→ **Given text**
==*==
5. Bayesian regression

Mathematical modeling refers to the construction of mathematical expressions that describe the behavior of a variable of interest \(Y\). Frequently, we want to add to the model other variables (features) \(X\), which have information about the variable of interest \(Y\). This problem is known as regression. Formally, we look for a function \(f:\mathcal{X}\to\mathcal{Y}\) such that \(f(X)\) is a good approximation of \(Y\).

5.1. Bayesian linear regression, the Normal - Inverse-\(\chi^2\) model

Consider the usual regression model

\[Y=X^T\beta+\varepsilon,\]

with \(\varepsilon|X\sim \textsf{Normal}(0,\sigma^2)\) and \(\varepsilon\perp\!\!\!\perp\beta|X\).

And assume that we have a sample \(\mathcal{D}_n=\left((X_1,Y_1),\ldots,(X_n,Y_n)\right)\) with \((X_i,Y_i)\overset{iid}{\sim}(X,Y)\). Thus, the model can be written as

\[\mathbf{Y}=\mathbf{X}\beta+\vec{\varepsilon},\quad \vec{\varepsilon}\sim\textsf{Normal}_n(0,\sigma^2 I).\]

The parameters of this model are \(\beta\) and \(\sigma\).

See also

The accounts needed to deduce all the different distributions of the model presented in this chapter are extremely tedious, so I will limit myself to present here the results. Those interested readers can find in these notes all the details.
==*==
[Saved entries]
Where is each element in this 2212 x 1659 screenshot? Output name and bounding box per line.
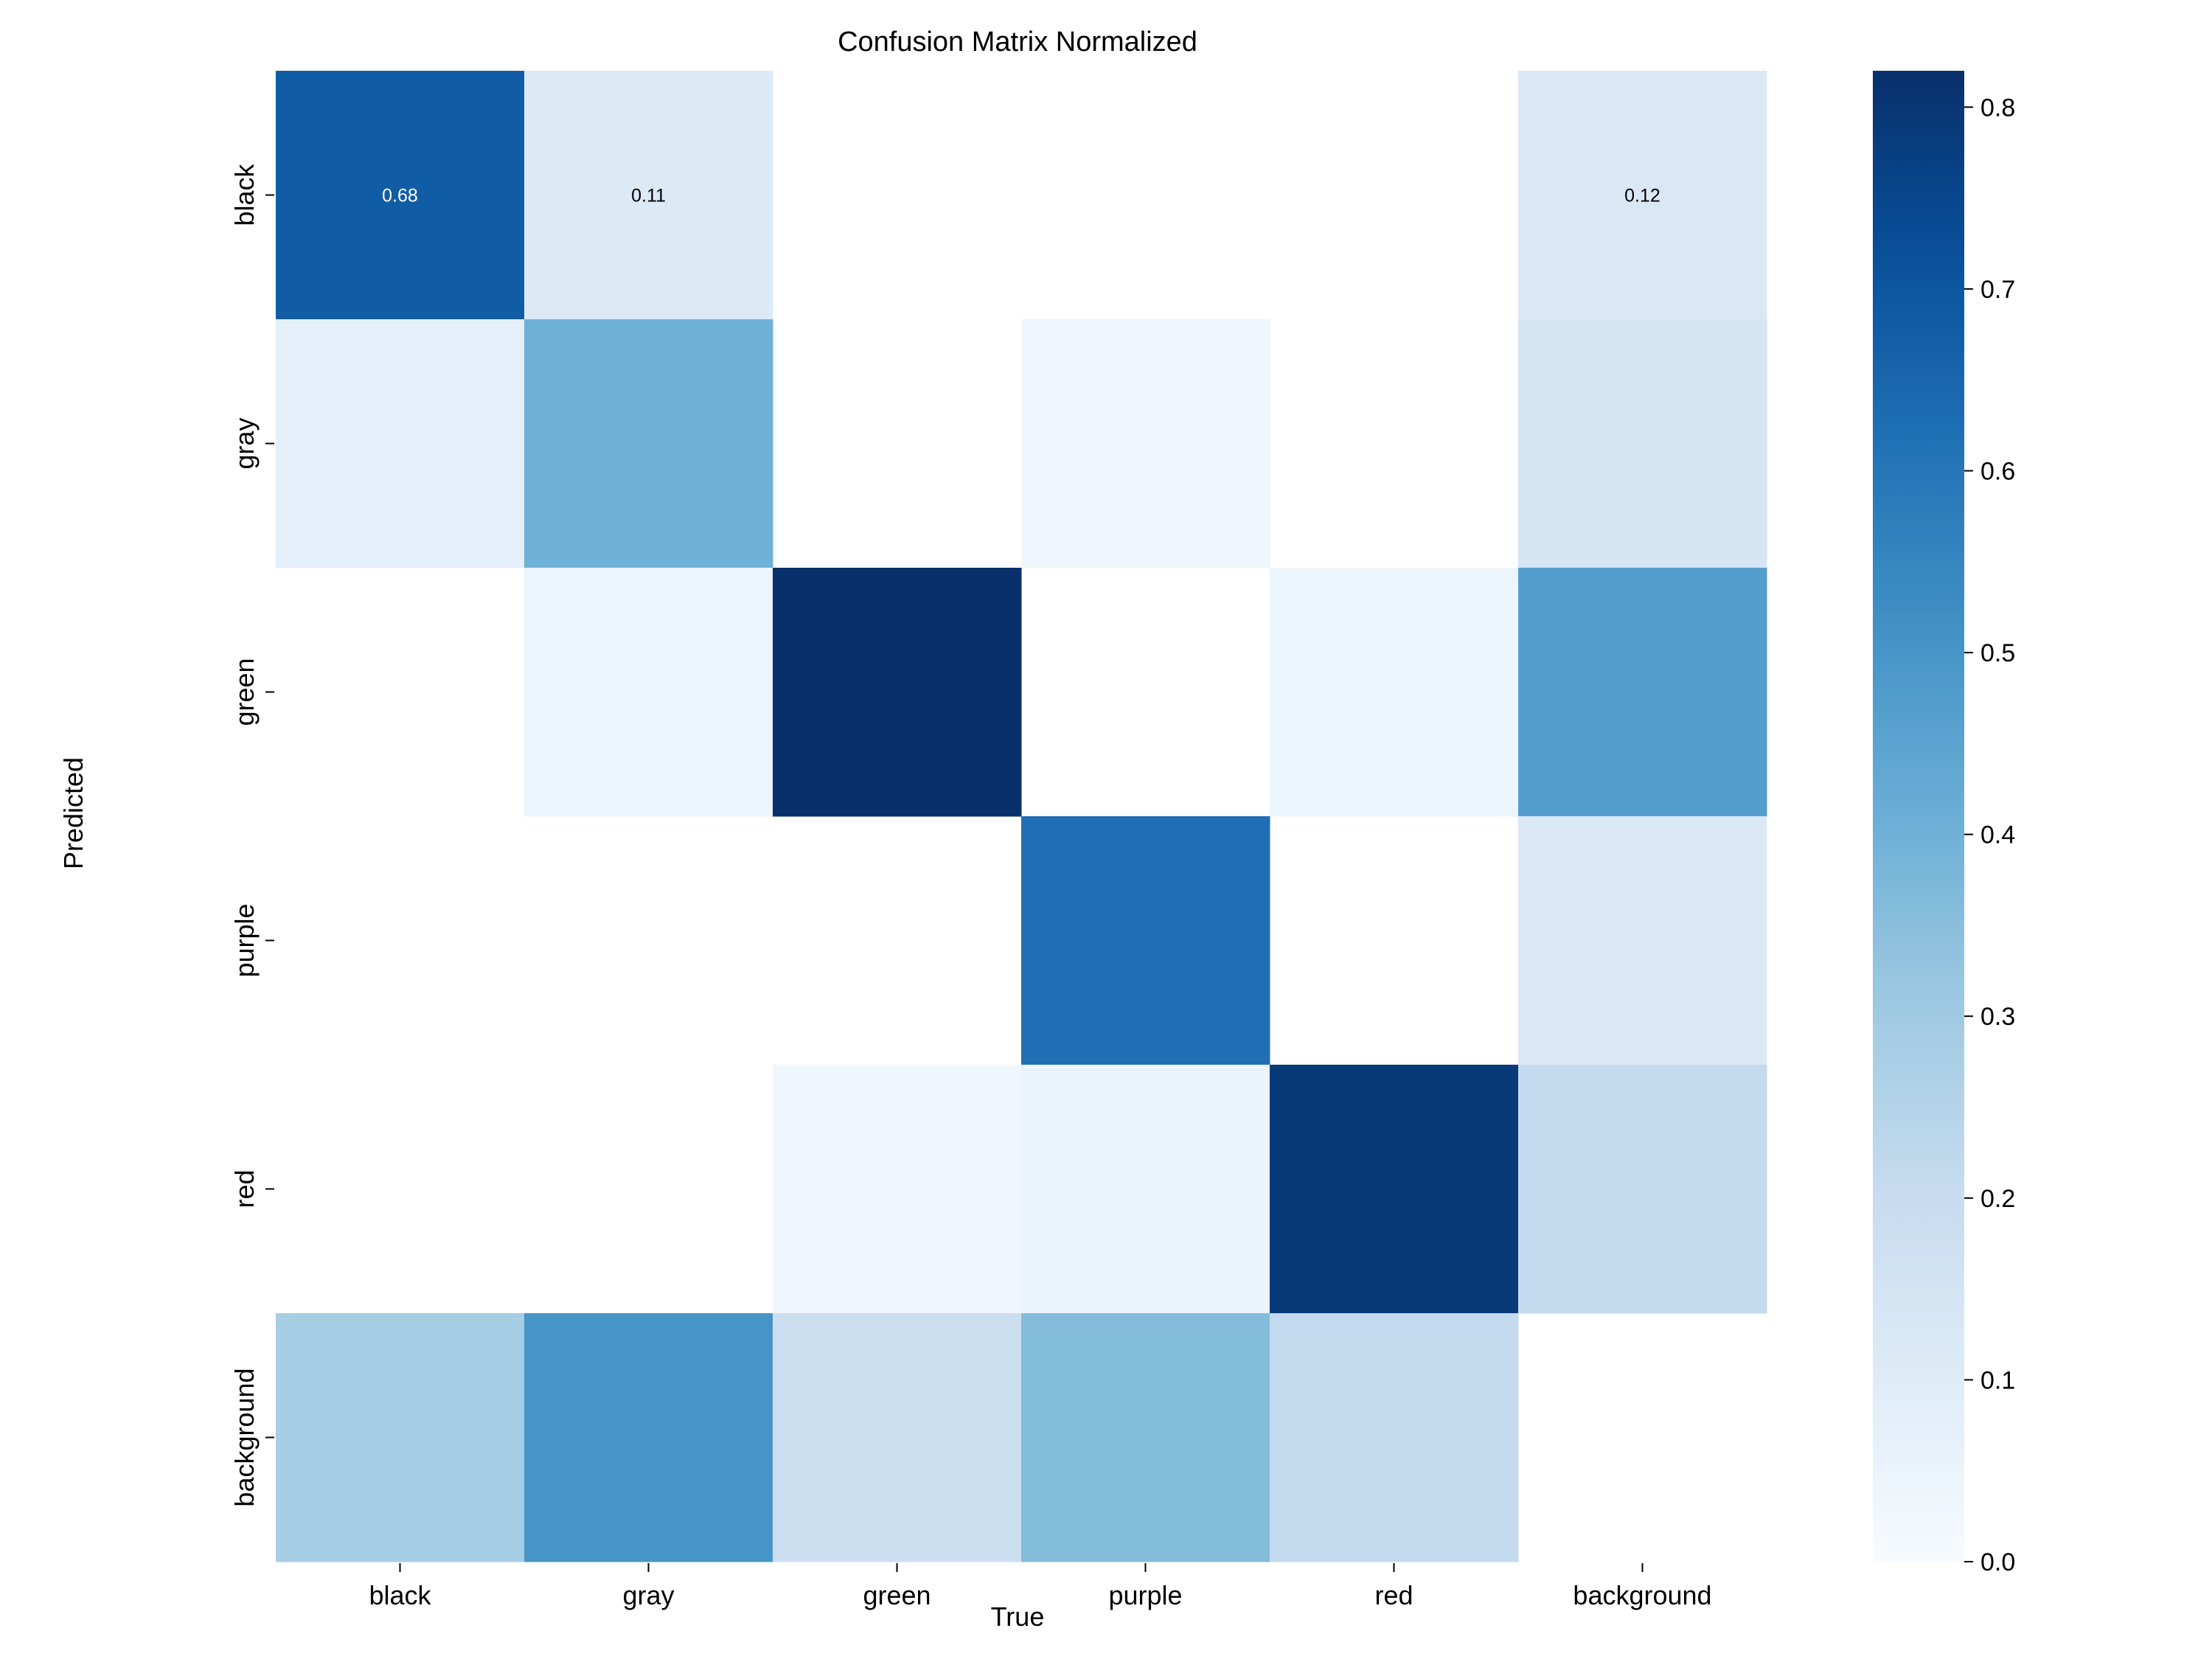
- x-tick-label: black: [369, 1580, 431, 1610]
- cell-annotation: 0.11: [631, 186, 666, 206]
- heatmap-cell-background-green: [773, 1313, 1022, 1562]
- colorbar-tick-label: 0.3: [1980, 1003, 2015, 1031]
- colorbar-tick-label: 0.6: [1980, 457, 2015, 485]
- colorbar: [1873, 71, 1964, 1562]
- x-tick-label: purple: [1108, 1580, 1182, 1610]
- heatmap-cell-purple-purple: [1021, 816, 1270, 1065]
- heatmap-cell-gray-gray: [524, 319, 773, 568]
- heatmap-cell-background-black: [276, 1313, 525, 1562]
- heatmap-cell-green-green: [773, 568, 1022, 817]
- colorbar-tick-label: 0.1: [1980, 1366, 2015, 1394]
- colorbar-tick-label: 0.5: [1980, 639, 2015, 667]
- colorbar-tick-label: 0.8: [1980, 94, 2015, 122]
- chart-title: Confusion Matrix Normalized: [838, 27, 1197, 58]
- heatmap-cell-red-purple: [1021, 1065, 1270, 1314]
- heatmap-cell-red-green: [773, 1065, 1022, 1314]
- y-tick-label: green: [229, 658, 260, 726]
- heatmap-cell-purple-background: [1518, 816, 1767, 1065]
- heatmap-cell-gray-purple: [1021, 319, 1270, 568]
- heatmap-cell-background-gray: [524, 1313, 773, 1562]
- heatmap-cell-green-red: [1270, 568, 1519, 817]
- x-tick-label: background: [1573, 1580, 1711, 1610]
- cell-annotation: 0.12: [1624, 186, 1660, 206]
- heatmap-cell-gray-background: [1518, 319, 1767, 568]
- heatmap-cell-red-background: [1518, 1065, 1767, 1314]
- colorbar-tick-label: 0.4: [1980, 821, 2015, 849]
- heatmap-cell-black-black: [276, 71, 525, 320]
- y-tick-label: purple: [229, 903, 260, 977]
- y-tick-label: black: [229, 163, 260, 226]
- colorbar-tick-label: 0.7: [1980, 276, 2015, 304]
- x-axis-label: True: [990, 1601, 1045, 1632]
- colorbar-tick-label: 0.0: [1980, 1548, 2015, 1576]
- y-axis-label: Predicted: [58, 757, 88, 870]
- heatmap-cell-background-red: [1270, 1313, 1519, 1562]
- x-tick-label: red: [1374, 1580, 1413, 1610]
- heatmap-cell-red-red: [1270, 1065, 1519, 1314]
- heatmap-cell-green-background: [1518, 568, 1767, 817]
- colorbar-tick-label: 0.2: [1980, 1185, 2015, 1213]
- heatmap-cell-black-gray: [524, 71, 773, 320]
- cell-annotation: 0.68: [382, 186, 418, 206]
- y-tick-label: red: [229, 1169, 260, 1208]
- x-tick-label: green: [863, 1580, 931, 1610]
- x-tick-label: gray: [622, 1580, 674, 1610]
- heatmap-cell-green-gray: [524, 568, 773, 817]
- heatmap-cell-black-background: [1518, 71, 1767, 320]
- heatmap-cell-background-purple: [1021, 1313, 1270, 1562]
- y-tick-label: background: [229, 1368, 260, 1506]
- y-tick-label: gray: [229, 417, 260, 469]
- heatmap-cell-gray-black: [276, 319, 525, 568]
==*==
→ **Request 1**
According to the Bayesian regression text, what is the problem of adding features X that carry information about Y to the model called?
→ **Request 2**
Please reproduce the lines of the records starting at the line that has "- x-tick-label: black: [369, 1580, 431, 1610]" and stopping after the line that has "- x-tick-label: purple: [1108, 1580, 1182, 1610]", with both of those lines included.
The Bayesian regression text and the records are separate, unrelated material.

→ **Full output 1**
Regression.

→ **Full output 2**
- x-tick-label: black: [369, 1580, 431, 1610]
- cell-annotation: 0.11: [631, 186, 666, 206]
- heatmap-cell-background-green: [773, 1313, 1022, 1562]
- colorbar-tick-label: 0.3: [1980, 1003, 2015, 1031]
- colorbar-tick-label: 0.6: [1980, 457, 2015, 485]
- colorbar: [1873, 71, 1964, 1562]
- x-tick-label: purple: [1108, 1580, 1182, 1610]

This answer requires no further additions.